**Required work**
An exact, complete copy of the lines below is the expected answer.
>>>>
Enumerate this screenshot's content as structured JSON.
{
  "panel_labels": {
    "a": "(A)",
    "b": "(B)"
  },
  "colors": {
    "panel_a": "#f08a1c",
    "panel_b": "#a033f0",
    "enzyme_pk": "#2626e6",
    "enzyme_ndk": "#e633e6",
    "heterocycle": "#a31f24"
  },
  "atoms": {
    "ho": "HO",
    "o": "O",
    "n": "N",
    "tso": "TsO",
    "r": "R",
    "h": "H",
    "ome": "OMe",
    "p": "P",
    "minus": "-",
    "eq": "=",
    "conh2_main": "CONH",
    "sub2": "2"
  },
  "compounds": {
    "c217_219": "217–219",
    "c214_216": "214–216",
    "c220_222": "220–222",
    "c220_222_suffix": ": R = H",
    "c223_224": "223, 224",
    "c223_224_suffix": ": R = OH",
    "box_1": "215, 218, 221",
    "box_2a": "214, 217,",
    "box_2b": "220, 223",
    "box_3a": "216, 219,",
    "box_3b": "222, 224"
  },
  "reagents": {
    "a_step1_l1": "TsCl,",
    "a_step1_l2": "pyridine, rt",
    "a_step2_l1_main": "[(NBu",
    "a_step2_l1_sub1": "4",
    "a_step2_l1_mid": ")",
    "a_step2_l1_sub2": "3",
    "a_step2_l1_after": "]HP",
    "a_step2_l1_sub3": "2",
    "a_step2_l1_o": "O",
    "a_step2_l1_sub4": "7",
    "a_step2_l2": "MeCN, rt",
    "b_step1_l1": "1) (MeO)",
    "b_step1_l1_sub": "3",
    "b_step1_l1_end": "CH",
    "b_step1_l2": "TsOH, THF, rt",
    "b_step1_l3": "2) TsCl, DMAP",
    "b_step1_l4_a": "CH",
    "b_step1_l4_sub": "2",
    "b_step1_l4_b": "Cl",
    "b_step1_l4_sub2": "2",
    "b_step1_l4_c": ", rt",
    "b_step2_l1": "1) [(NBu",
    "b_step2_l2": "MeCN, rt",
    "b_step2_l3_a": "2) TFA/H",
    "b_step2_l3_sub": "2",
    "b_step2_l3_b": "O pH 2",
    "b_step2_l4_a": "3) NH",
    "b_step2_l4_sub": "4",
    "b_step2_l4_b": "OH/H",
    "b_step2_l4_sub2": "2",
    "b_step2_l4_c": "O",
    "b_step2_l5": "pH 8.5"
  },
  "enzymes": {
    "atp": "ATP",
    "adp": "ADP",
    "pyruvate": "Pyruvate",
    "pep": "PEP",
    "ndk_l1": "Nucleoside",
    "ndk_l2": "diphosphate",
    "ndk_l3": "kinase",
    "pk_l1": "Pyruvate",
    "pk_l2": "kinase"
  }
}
<<<<
**Response area**
Enumerate this screenshot's content as structured JSON.
{
  "panel_labels": {
    "a": "(A)",
    "b": "(B)"
  },
  "colors": {
    "panel_a": "#f08a1c",
    "panel_b": "#a033f0",
    "enzyme_pk": "#2626e6",
    "enzyme_ndk": "#e633e6",
    "heterocycle": "#a31f24"
  },
  "atoms": {
    "ho": "HO",
    "o": "O",
    "n": "N",
    "tso": "TsO",
    "r": "R",
    "h": "H",
    "ome": "OMe",
    "p": "P",
    "minus": "-",
    "eq": "=",
    "conh2_main": "CONH",
    "sub2": "2"
  },
  "compounds": {
    "c217_219": "217–219",
    "c214_216": "214–216",
    "c220_222": "220–222",
    "c220_222_suffix": ": R = H",
    "c223_224": "223, 224",
    "c223_224_suffix": ": R = OH",
    "box_1": "215, 218, 221",
    "box_2a": "214, 217,",
    "box_2b": "220, 223",
    "box_3a": "216, 219,",
    "box_3b": "222, 224"
  },
  "reagents": {
    "a_step1_l1": "TsCl,",
    "a_step1_l2": "pyridine, rt",
    "a_step2_l1_main": "[(NBu",
    "a_step2_l1_sub1": "4",
    "a_step2_l1_mid": ")",
    "a_step2_l1_sub2": "3",
    "a_step2_l1_after": "]HP",
    "a_step2_l1_sub3": "2",
    "a_step2_l1_o": "O",
    "a_step2_l1_sub4": "7",
    "a_step2_l2": "MeCN, rt",
    "b_step1_l1": "1) (MeO)",
    "b_step1_l1_sub": "3",
    "b_step1_l1_end": "CH",
    "b_step1_l2": "TsOH, THF, rt",
    "b_step1_l3": "2) TsCl, DMAP",
    "b_step1_l4_a": "CH",
    "b_step1_l4_sub": "2",
    "b_step1_l4_b": "Cl",
    "b_step1_l4_sub2": "2",
    "b_step1_l4_c": ", rt",
    "b_step2_l1": "1) [(NBu",
    "b_step2_l2": "MeCN, rt",
    "b_step2_l3_a": "2) TFA/H",
    "b_step2_l3_sub": "2",
    "b_step2_l3_b": "O pH 2",
    "b_step2_l4_a": "3) NH",
    "b_step2_l4_sub": "4",
    "b_step2_l4_b": "OH/H",
    "b_step2_l4_sub2": "2",
    "b_step2_l4_c": "O",
    "b_step2_l5": "pH 8.5"
  },
  "enzymes": {
    "atp": "ATP",
    "adp": "ADP",
    "pyruvate": "Pyruvate",
    "pep": "PEP",
    "ndk_l1": "Nucleoside",
    "ndk_l2": "diphosphate",
    "ndk_l3": "kinase",
    "pk_l1": "Pyruvate",
    "pk_l2": "kinase"
  }
}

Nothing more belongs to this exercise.